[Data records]
....
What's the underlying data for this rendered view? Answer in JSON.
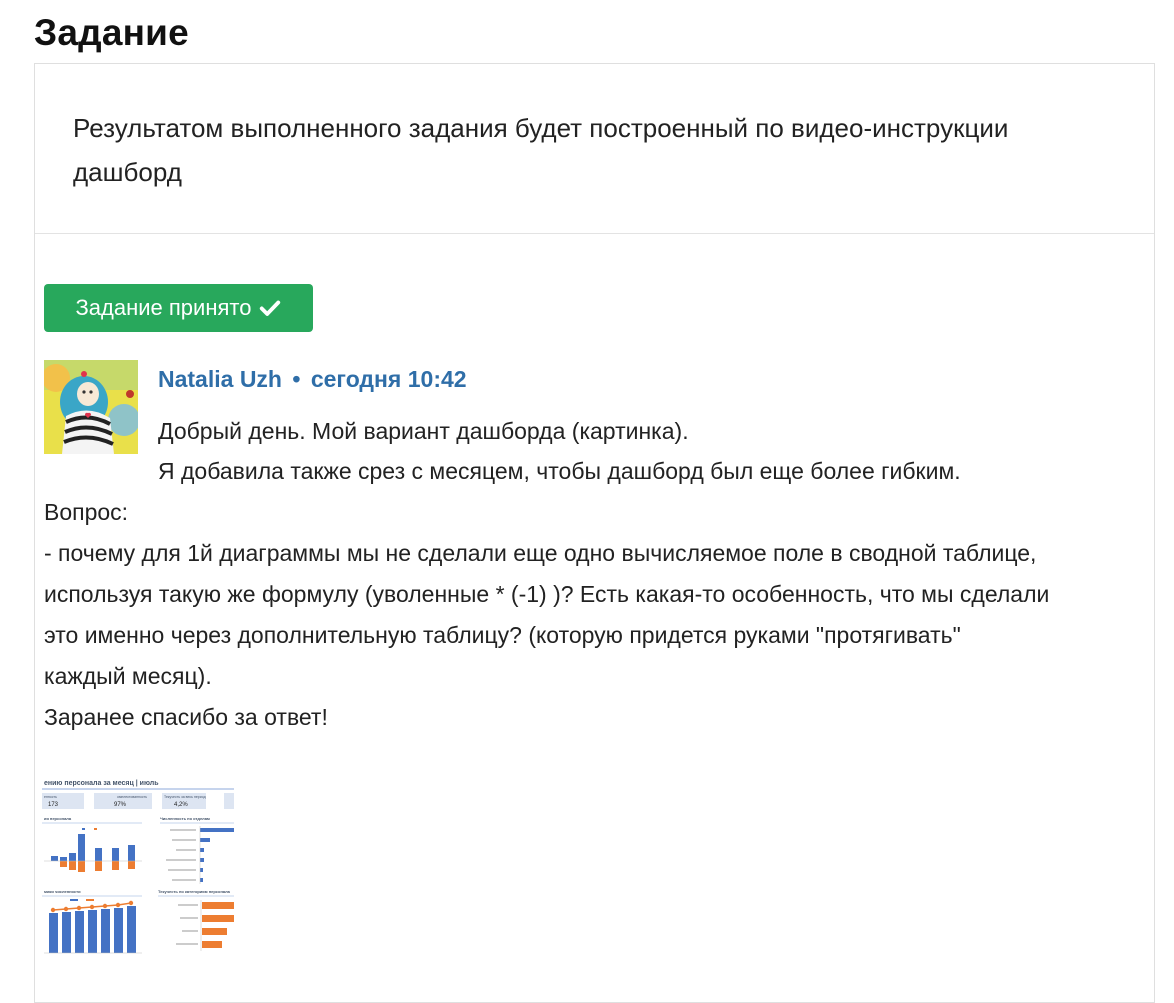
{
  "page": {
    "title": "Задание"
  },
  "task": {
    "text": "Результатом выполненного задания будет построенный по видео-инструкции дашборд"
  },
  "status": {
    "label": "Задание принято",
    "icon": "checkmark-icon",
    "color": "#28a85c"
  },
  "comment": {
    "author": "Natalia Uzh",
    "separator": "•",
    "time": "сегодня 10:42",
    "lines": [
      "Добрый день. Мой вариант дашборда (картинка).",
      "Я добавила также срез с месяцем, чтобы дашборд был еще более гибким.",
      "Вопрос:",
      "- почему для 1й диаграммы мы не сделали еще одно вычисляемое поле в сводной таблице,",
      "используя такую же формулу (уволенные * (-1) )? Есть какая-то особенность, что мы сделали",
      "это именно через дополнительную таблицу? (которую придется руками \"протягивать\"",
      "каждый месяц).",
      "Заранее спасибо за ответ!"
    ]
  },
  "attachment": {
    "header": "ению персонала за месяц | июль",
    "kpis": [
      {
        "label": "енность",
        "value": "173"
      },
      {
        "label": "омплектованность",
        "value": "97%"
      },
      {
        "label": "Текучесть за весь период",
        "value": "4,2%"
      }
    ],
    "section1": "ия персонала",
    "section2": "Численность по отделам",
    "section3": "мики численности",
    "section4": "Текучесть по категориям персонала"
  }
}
....
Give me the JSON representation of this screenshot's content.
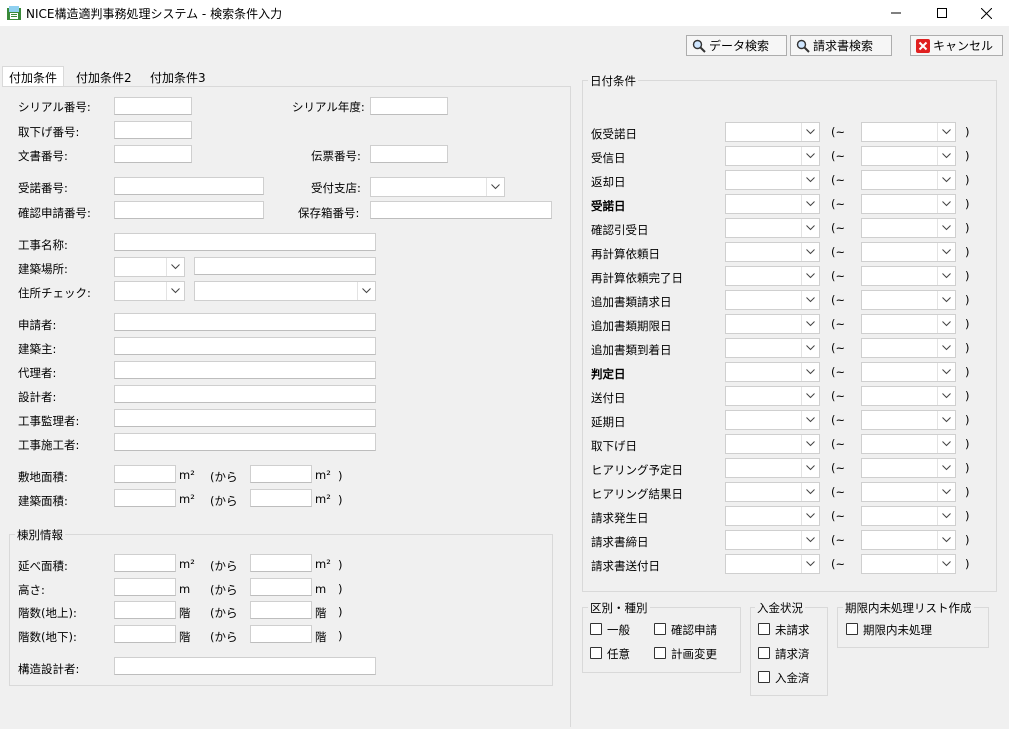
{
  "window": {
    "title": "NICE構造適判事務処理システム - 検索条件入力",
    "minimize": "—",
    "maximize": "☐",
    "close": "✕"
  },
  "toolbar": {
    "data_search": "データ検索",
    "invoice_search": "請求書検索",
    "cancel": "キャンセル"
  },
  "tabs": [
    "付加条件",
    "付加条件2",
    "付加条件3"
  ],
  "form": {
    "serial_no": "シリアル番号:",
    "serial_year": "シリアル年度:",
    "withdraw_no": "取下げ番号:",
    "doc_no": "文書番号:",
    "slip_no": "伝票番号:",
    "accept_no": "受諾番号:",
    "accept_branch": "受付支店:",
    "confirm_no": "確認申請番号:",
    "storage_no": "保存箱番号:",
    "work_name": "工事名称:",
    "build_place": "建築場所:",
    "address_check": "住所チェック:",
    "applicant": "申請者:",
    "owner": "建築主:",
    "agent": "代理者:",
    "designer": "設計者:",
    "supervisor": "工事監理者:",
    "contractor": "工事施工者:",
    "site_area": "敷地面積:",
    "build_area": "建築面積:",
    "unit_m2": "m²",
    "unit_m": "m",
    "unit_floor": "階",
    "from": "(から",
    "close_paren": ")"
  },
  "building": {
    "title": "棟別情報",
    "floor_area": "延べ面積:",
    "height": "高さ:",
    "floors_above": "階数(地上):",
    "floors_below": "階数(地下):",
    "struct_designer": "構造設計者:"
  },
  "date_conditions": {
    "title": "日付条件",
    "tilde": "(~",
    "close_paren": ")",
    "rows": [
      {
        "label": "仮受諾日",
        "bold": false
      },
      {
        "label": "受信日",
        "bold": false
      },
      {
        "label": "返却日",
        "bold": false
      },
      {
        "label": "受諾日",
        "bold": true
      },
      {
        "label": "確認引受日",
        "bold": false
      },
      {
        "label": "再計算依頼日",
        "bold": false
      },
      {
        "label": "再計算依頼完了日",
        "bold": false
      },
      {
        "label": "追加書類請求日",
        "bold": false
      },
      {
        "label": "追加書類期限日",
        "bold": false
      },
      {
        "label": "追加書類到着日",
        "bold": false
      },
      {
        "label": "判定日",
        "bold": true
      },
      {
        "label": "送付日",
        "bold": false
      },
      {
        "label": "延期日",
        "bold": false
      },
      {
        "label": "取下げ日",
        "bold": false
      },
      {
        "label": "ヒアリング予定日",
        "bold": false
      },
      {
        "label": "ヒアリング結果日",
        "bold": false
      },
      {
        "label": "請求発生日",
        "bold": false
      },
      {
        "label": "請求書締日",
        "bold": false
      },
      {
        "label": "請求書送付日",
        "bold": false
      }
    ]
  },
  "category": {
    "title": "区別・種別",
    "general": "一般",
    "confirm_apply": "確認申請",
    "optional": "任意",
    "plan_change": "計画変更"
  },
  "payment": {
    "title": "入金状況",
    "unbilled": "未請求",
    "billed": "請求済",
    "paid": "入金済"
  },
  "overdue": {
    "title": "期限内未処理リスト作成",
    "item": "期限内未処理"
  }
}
....
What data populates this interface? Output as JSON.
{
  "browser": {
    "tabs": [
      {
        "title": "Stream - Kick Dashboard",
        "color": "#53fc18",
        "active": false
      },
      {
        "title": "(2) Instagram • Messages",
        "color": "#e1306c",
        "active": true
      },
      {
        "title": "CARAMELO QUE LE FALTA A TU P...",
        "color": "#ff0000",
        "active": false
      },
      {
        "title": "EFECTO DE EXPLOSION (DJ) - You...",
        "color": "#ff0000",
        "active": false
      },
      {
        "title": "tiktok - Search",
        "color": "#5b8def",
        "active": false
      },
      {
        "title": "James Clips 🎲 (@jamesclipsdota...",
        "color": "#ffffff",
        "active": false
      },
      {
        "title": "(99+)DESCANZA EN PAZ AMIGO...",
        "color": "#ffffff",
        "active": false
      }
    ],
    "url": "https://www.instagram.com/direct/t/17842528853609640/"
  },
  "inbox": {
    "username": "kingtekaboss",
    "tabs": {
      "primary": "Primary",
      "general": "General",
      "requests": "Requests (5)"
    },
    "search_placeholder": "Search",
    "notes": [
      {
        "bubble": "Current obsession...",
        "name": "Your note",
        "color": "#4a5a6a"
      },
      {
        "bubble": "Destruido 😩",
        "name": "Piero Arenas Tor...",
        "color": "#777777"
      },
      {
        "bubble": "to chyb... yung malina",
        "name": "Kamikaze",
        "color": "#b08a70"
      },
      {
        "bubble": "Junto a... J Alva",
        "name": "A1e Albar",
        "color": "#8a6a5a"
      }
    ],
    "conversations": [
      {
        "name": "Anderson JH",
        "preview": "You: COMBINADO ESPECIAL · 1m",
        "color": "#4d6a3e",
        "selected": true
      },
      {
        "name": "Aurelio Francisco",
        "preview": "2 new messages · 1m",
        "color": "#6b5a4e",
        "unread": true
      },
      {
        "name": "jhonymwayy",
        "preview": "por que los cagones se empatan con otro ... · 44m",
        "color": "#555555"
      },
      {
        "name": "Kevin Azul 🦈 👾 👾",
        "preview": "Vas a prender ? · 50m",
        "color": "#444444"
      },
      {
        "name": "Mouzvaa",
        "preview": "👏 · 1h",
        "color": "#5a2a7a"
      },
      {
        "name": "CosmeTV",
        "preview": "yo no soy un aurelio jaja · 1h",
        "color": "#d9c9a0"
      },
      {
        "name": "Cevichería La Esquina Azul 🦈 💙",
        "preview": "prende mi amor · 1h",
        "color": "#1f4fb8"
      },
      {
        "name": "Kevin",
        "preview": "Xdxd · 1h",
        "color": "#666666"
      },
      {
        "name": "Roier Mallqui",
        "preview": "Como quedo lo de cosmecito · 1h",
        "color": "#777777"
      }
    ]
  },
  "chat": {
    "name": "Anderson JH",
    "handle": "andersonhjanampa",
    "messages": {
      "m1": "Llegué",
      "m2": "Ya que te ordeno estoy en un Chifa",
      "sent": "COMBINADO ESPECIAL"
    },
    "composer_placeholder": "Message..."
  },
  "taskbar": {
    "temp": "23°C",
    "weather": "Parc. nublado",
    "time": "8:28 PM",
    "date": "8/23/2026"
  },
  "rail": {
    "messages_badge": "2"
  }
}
....
Problem description: How many of the lines above include the string "Задание"? Reply with the number by itself.

Solution for this problem: 2